Task list:
**a)** Write out the passage of the news report on Bahraini diplomats leaving Iraq, starting at "The Bahrain Embassy" and ending at "Iraq and Syria.".
**b)** Take up the news report on Bahrain withdrawing its diplomats from Iraq and carry it on from its final sentence.

Bahraini envoys ordered to leave Iraq
Manama, June 17, 2014
Bahraini diplomats have been ordered to evacuate Iraq as militant forces moved closer to the capital yesterday (June 16).
The Bahrain Embassy in Baghdad is expected to close by the end of this week and Ambassador Salah Al Malki and staff members will return to Bahrain, said a report in the Gulf Daily News (GDN), our sister publication.
The government has also issued airline tickets for around 30 Bahraini students in Najaf, but Al Malki told the GDN they were informed the pupils have decided to stay back to complete their final examinations.
Militants from the Islamic State of Iraq and the Levant (ISIL) have seized major cities in the north of the country in the past week and threatened to take Baghdad, raising the spectre of a cross-border sectarian war spanning Iraq and Syria.
"We have received instructions from the Foreign Affairs Ministry to leave the country immediately," said Al Malki. "We will be leaving in the next two to three days after completing formalities."
He said employees working at Bahrain's consulate in Najaf will also return home.
"This is a temporary precautionary measure and we will return once the situation improves," he added.
Al Malki said he will continue to persuade the university students to follow suit. "The embassy is in constant touch with the 30 students and have provided them with airline and bus tickets to return," he explained.
"However, because of their (exam) schedules they have decided to stay while a handful of visitors who arrived in Iraq left in a couple of days."
ISIL fighters and allied Sunni tribesmen yesterday overran the town of Saqlawiya west of Baghdad, where they captured six Humvees and two tanks - adding to an arsenal of US-provided armour they have seized from the disintegrating Iraqi army.
They also captured the mainly ethnic Turkmen city of Tal Afar in northwestern Iraq after heavy fighting on Sunday, tightening their grip on the north having already seized Mosul and other Sunni cities including Tikrit, the hometown of ex-dictator Saddam Hussein.

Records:
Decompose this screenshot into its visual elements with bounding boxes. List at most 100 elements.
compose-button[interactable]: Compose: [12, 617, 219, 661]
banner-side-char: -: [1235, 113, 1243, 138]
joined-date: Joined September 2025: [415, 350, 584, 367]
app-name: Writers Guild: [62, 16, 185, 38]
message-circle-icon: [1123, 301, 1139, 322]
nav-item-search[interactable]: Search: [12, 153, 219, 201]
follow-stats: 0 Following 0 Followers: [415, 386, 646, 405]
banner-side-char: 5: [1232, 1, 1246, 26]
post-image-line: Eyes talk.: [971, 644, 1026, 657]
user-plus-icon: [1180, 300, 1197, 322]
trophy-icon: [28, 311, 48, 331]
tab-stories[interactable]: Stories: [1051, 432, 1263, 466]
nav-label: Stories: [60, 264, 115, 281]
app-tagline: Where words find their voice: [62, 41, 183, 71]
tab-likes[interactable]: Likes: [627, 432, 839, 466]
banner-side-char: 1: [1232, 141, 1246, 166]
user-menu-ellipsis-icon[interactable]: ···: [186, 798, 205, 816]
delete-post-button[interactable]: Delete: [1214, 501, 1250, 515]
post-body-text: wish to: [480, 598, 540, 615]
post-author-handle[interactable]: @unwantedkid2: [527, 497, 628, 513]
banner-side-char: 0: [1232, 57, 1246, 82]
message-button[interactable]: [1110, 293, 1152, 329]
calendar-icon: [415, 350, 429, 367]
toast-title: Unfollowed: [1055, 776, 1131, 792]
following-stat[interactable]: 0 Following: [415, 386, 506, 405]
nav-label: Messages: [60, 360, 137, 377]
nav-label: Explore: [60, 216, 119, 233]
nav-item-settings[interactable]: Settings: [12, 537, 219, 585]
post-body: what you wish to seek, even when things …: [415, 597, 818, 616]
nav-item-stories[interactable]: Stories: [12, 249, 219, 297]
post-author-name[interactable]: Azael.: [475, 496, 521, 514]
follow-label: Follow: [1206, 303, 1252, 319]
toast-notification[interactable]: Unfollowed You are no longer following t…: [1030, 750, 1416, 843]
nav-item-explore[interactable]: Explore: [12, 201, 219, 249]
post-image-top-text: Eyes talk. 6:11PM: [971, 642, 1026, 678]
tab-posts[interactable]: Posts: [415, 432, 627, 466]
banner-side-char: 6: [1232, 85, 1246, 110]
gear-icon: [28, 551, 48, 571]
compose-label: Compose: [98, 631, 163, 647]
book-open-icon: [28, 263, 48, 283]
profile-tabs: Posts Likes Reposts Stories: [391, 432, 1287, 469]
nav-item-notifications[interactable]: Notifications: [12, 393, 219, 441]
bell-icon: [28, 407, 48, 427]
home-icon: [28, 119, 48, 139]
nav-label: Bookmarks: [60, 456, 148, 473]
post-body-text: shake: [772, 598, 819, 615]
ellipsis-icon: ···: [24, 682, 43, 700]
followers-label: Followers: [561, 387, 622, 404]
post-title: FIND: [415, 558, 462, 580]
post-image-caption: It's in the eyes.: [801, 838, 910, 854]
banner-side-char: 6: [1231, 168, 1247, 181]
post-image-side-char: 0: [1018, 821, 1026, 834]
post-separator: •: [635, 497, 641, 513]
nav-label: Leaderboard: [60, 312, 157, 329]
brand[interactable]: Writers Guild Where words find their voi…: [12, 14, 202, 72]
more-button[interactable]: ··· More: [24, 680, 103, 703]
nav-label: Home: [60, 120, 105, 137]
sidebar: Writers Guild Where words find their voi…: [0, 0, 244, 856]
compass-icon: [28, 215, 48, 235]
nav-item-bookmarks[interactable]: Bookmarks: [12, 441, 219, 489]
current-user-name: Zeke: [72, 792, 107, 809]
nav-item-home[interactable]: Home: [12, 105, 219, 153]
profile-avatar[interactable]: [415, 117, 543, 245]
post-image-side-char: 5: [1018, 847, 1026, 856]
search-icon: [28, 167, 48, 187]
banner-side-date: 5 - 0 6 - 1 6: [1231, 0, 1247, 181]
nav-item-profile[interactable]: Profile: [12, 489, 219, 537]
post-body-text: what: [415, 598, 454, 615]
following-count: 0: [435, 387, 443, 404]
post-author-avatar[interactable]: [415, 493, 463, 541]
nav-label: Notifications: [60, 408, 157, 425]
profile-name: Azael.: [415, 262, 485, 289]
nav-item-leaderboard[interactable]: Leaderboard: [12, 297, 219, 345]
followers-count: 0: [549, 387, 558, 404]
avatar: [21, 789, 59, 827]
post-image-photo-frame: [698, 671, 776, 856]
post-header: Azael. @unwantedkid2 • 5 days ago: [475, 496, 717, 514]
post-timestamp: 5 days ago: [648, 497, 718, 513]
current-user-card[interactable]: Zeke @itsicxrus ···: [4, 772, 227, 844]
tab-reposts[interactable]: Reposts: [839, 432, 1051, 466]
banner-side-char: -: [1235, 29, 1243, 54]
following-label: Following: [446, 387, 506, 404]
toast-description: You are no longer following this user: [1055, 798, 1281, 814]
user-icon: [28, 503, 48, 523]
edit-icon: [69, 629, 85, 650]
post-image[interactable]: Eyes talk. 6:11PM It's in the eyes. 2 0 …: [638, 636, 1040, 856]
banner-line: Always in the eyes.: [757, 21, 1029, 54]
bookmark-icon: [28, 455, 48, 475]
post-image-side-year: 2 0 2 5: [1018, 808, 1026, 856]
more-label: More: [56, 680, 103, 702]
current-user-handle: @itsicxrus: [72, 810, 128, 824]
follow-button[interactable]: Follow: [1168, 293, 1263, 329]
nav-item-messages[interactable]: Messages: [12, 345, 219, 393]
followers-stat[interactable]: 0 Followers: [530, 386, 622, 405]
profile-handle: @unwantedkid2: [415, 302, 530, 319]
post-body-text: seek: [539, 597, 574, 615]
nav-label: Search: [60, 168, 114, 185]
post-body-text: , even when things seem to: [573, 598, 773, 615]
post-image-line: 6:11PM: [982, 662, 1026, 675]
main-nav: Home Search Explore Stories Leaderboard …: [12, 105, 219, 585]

Outputs:
**a)**
The Bahrain Embassy in Baghdad is expected to close by the end of this week and Ambassador Salah Al Malki and staff members will return to Bahrain, said a report in the Gulf Daily News (GDN), our sister publication.
The government has also issued airline tickets for around 30 Bahraini students in Najaf, but Al Malki told the GDN they were informed the pupils have decided to stay back to complete their final examinations.
Militants from the Islamic State of Iraq and the Levant (ISIL) have seized major cities in the north of the country in the past week and threatened to take Baghdad, raising the spectre of a cross-border sectarian war spanning Iraq and Syria.

**b)**
Fighters then swept through towns and cities on the Tigris before halting about an hour's drive north of Baghdad.
Militants have reportedly kidnapped 48 Turkish nationals, including the consul-general of Turkey, and executed around 1,700 soldiers.
A series of pictures distributed on a purported ISIL Twitter account appeared to show gunmen from the Islamist group shooting dozens of men, unarmed and lying prone on the ground.
ISIL emerged after the fall of Saddam Hussein and fought against the US occupation as an Al Qaeda affiliate, but broke away from Al Qaeda after joining the civil war in Syria.
It wants to establish a caliphate, or Islamic state, that would stretch from Iraq into northern Syria.
Shi'ites, who form the majority in Iraq and are based mainly in the south, have rallied to defend the country - with thousands of volunteers turning out to join the security forces after a mobilisation call by a top Shi'ite cleric.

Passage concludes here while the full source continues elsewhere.